Dataset records
======

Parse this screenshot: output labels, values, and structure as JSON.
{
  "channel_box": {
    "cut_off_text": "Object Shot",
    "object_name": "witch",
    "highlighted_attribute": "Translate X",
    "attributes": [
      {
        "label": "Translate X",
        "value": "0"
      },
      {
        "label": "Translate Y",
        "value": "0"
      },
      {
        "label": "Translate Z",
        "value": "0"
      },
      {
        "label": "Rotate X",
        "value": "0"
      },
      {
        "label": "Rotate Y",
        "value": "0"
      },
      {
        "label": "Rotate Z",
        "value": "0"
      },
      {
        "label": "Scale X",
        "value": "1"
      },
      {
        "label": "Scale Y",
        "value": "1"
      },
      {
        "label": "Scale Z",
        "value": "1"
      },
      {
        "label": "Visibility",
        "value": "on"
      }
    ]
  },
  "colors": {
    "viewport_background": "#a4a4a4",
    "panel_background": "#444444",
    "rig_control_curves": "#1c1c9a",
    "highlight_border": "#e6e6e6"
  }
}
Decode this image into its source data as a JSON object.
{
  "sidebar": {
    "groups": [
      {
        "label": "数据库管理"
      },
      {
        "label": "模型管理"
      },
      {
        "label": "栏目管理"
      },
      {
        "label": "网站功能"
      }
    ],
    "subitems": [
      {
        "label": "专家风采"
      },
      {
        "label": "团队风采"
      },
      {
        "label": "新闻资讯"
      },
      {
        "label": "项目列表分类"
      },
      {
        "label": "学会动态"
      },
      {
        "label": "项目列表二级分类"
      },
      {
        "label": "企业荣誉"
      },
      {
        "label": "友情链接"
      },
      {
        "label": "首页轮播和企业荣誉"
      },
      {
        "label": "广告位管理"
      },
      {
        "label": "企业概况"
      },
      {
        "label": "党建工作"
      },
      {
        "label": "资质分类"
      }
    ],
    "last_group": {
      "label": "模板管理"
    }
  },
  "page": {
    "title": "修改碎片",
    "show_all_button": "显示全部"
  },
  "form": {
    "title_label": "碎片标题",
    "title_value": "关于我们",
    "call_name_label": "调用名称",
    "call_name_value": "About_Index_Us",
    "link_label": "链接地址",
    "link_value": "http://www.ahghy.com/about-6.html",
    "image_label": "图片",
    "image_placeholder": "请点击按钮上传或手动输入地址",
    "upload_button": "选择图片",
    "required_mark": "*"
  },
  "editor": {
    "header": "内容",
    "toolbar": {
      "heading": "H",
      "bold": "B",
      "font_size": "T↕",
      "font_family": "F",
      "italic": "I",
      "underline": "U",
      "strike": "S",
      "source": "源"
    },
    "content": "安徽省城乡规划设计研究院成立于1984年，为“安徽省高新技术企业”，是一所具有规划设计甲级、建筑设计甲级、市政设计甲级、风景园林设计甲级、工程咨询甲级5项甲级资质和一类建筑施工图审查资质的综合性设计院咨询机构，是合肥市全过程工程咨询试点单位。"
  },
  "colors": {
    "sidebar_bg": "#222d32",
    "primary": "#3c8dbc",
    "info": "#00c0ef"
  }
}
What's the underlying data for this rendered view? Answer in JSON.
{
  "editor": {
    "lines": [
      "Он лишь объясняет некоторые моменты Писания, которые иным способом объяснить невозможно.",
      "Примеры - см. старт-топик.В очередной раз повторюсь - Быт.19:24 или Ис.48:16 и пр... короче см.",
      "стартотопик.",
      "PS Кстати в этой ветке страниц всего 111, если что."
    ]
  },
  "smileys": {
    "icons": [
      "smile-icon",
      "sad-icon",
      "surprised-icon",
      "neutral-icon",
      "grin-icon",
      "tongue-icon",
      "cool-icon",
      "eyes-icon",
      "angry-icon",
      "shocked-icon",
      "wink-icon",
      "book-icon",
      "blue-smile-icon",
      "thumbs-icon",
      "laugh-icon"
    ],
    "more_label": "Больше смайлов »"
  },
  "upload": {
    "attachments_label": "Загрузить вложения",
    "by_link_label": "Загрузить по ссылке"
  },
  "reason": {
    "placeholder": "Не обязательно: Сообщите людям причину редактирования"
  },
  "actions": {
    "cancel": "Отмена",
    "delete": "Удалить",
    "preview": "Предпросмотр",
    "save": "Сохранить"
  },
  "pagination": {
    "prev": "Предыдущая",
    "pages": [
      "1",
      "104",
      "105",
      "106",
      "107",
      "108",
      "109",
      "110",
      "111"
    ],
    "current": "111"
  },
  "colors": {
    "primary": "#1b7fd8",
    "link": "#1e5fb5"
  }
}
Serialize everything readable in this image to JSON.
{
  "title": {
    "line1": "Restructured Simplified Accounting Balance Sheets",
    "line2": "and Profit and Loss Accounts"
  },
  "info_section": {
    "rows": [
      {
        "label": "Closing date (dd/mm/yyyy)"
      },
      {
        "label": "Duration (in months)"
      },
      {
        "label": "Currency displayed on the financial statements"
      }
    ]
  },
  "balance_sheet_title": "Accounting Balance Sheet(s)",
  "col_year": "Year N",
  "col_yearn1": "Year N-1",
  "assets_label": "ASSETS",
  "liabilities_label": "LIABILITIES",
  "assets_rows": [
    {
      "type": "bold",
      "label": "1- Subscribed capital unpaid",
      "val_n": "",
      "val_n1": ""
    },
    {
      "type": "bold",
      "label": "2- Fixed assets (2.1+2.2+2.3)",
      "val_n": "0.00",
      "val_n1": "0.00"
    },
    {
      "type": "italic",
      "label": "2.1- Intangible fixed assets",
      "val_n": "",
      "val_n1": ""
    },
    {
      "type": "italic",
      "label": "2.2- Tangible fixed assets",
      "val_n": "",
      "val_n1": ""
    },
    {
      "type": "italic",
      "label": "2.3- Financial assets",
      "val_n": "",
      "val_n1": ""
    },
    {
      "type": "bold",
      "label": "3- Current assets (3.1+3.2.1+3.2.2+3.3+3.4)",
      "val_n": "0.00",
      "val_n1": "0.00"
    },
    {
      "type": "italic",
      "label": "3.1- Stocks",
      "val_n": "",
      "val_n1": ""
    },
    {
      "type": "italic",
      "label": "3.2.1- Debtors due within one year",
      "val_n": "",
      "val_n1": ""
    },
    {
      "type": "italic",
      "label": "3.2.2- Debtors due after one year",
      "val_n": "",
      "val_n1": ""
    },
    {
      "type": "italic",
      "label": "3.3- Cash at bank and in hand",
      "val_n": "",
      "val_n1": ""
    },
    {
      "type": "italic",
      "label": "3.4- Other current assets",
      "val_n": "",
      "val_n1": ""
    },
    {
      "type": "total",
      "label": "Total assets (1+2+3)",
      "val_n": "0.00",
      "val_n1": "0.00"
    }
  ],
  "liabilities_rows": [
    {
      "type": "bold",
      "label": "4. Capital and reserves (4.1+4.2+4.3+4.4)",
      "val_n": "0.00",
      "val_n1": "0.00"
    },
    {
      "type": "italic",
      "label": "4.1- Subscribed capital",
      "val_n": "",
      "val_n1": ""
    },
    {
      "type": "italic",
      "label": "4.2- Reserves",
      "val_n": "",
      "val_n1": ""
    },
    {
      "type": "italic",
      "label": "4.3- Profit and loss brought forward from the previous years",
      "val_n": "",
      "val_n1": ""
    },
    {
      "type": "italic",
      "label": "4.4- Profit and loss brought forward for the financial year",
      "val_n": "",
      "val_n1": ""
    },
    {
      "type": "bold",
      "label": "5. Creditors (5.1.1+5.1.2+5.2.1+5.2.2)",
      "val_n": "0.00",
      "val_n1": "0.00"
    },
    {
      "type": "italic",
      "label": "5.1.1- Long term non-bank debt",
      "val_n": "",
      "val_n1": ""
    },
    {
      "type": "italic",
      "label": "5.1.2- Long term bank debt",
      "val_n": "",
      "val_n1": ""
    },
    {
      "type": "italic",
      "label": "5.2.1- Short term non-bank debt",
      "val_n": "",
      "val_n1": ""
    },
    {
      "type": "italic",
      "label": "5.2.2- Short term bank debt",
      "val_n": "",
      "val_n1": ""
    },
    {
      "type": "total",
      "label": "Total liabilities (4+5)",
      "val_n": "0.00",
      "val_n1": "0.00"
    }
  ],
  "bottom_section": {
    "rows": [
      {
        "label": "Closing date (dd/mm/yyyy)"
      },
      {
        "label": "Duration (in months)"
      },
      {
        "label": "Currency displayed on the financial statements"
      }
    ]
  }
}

======

— Exercise brief —
State how many lines above contain the string "forward", with no other words.

— The solution —
2